:: Teks Bacaan

Halo,

Kita dengar di surat kabar ada sengketa tanah di Meruya. Konon ada PT. 
Portanigra yang membeli tanah itu dari orang bernama Haji Jusri seharga Rp. 300 
rupiah per meter persegi.

Jusri kemudian menjual tanah yang sama, dengan instruksi camat, ke berbagai 
pihak lain dengan harga Rp. 200 rupiah per meter persegi. Ini sekitar tahun 
1970.

Lalu PT ini kemudian menuntut kalau tanah itu milik mereka.

Tapi dia menuntutnya tidak cepat cepat. Masalahnya sudah ada sejak tahun 1974, 
tapi mereka menuntut mulai tahun 1984. Meskipun kalah bolak balik di pengadilan 
negri dan pengadilan tinggi, akhirnya PT ini menang di pengadilan MA tanggal 
1997.

Tahun 2007 kemudian turun surat eksekusi.

Antara tahun 1974 dan tahun 2007 tanah itu sudah berpindah tangan beberapa 
kali. Sudah ada 5300 kepala keluarga di situ. Mayoritas keluarga di situ sudah 
memiliki SERTIFIKAT TANAH. Sampai saat ini, saya tidak tahu apakah PT. 
Portanigra memiliki surat girik atau malah tidak ada sama sekali. Menurut 
http://www.republika.co.id/koran_detail.asp?id=293419&kat_id=286 PT ini 
mengantongi hak tanah saja tidak. Mereka hanya mengantongi kuitansi sudah 
membayar untuk tanah. 

Gubernur Sutiyoso di http://www.beritajakarta.com/english/NewsView.asp?ID=6199 
berjanji akan melindungi kepentingan warga. Gubernur juga menegaskan bahwa dia 
tidak pernah mengirim polisi untuk mengeksekusi tanah. Sekarang ini saya dengar 
ada beberapa tanah kosong yang sudah dipasangi pagar.

Ini sebetulnya bisa jadi ilegal. Di dalam negara hukum yang berhak melakukan 
tindak kekerasan diluar bela diri hanyalah aparat yang berwenang. Itu 
seharusnya termasuk merebut tanah orang. Pagar yang sudah dipatok oleh PT. 
Portanigra ini bisa jadi sah untuk dicabut kembali oleh warga pemilik tanah. 
Lagi pula, proses hukumnya belum selesai. Gubernur Sutiyoso sendiri dan banyak 
anggota DPRD sekarang masih mengajukan gugatan ulang. Masak sertifikat kalah 
dengan girik. Ini girik saja tidak punya. Kepastian hukum tanah kita bagaimana?

Akan tetapi PT. Portanigra ini tidak mau menyerah.

::::

Daftar Tugas:
a: Terjemahkan kalimat "Sudah ada 5300 kepala keluarga di situ." dari teks tentang sengketa tanah Meruya ke dalam bahasa Inggris.
b: Kutip dengan persis bagian teks tentang sengketa tanah Meruya mulai dari "Gubernur Sutiyoso di" sampai dengan "sudah dipasangi pagar.".

:: Data Mentah

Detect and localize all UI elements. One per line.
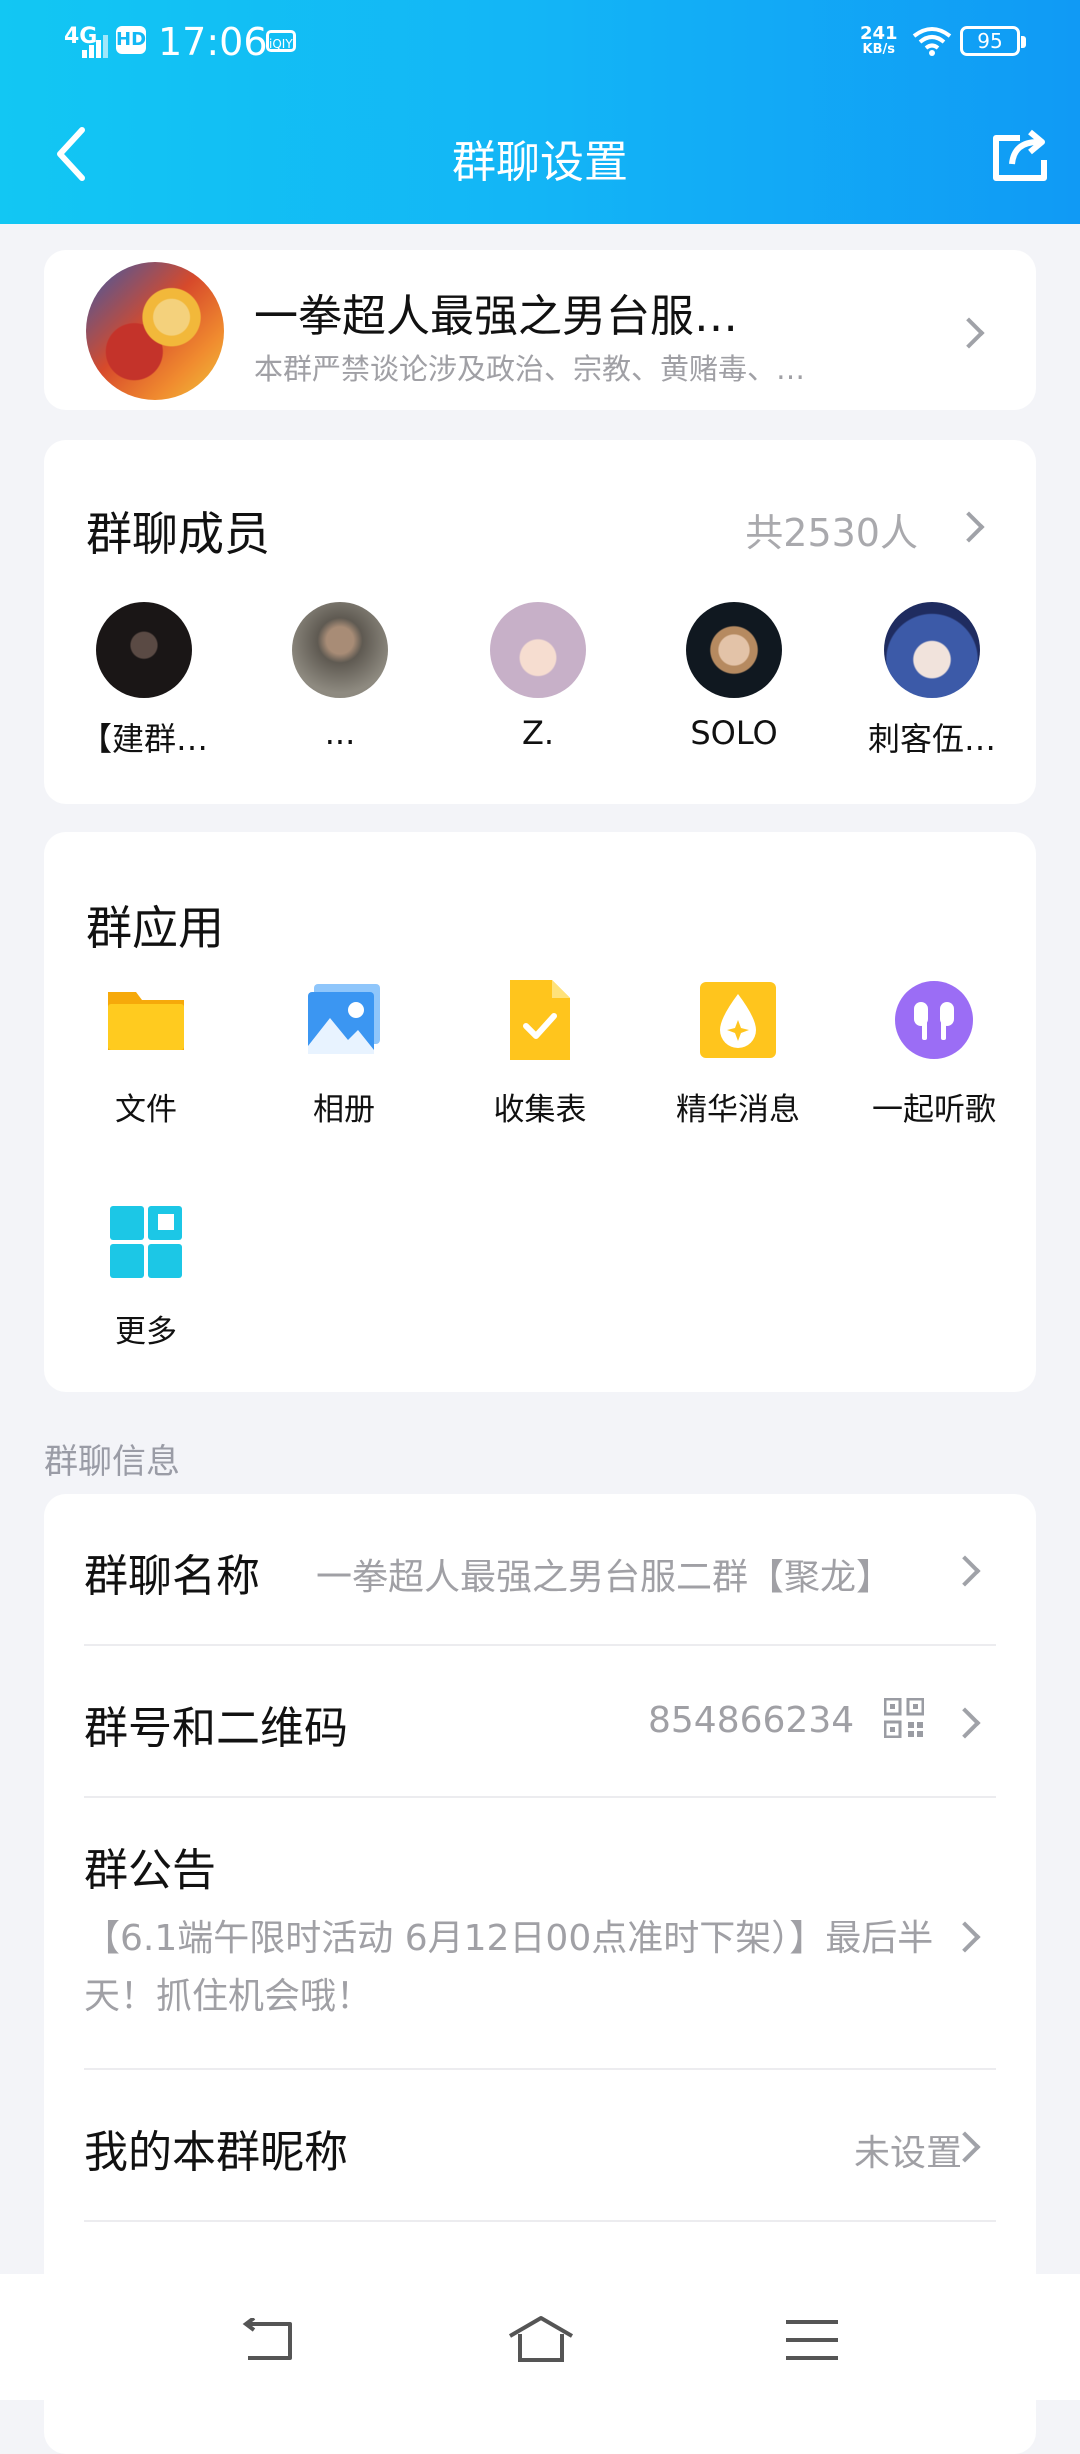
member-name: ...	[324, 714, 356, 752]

::::

Jawaban Tugas:
a: There are already 5,300 heads of household there.

b:
Gubernur Sutiyoso di http://www.beritajakarta.com/english/NewsView.asp?ID=6199 
berjanji akan melindungi kepentingan warga. Gubernur juga menegaskan bahwa dia 
tidak pernah mengirim polisi untuk mengeksekusi tanah. Sekarang ini saya dengar 
ada beberapa tanah kosong yang sudah dipasangi pagar.